> [SHORT PROBLEM] Locate each line with the string "color" in the listing below and copy it.

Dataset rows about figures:

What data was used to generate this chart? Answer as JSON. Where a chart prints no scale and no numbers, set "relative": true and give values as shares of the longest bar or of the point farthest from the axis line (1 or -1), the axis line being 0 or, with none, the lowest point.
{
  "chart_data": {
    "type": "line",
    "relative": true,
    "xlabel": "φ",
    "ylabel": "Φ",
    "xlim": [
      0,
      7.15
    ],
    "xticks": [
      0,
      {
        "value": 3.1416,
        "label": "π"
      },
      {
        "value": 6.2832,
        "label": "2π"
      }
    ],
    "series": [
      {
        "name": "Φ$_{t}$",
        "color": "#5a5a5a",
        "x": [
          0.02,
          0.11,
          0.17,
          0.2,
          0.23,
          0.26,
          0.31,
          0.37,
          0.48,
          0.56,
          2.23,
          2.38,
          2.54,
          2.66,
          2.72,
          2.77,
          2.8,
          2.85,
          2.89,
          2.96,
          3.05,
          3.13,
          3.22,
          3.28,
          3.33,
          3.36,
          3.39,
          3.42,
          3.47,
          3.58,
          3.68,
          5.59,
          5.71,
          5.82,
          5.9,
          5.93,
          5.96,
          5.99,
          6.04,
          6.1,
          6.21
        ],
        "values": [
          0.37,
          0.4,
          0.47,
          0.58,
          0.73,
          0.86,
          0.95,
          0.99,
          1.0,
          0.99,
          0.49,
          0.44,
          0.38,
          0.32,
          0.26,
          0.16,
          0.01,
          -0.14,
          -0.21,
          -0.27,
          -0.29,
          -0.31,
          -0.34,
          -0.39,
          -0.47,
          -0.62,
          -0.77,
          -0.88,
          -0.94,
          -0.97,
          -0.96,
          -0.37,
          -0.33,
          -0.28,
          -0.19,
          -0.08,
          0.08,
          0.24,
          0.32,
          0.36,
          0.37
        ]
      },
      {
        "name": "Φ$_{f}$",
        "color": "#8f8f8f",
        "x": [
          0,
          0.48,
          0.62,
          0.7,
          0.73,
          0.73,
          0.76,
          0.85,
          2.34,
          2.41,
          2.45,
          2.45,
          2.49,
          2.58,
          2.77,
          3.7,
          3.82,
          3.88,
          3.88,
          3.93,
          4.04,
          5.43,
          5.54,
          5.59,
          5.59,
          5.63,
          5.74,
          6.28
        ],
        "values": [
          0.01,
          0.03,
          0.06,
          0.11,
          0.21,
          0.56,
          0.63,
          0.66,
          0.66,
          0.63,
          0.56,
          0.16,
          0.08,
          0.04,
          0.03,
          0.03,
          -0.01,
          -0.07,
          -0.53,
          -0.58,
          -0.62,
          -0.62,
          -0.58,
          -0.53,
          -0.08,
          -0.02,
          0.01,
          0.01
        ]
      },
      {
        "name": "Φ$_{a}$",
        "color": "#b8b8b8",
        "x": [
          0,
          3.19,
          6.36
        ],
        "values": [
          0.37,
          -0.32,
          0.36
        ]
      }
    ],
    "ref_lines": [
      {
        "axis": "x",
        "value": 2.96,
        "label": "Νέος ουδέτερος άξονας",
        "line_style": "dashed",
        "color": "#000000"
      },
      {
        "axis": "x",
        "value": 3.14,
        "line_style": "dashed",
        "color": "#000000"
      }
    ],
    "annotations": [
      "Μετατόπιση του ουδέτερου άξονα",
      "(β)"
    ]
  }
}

> [ANSWER FOR THIS EXERCISE]
        "color": "#5a5a5a",
        "color": "#8f8f8f",
        "color": "#b8b8b8",
        "color": "#000000"
        "color": "#000000"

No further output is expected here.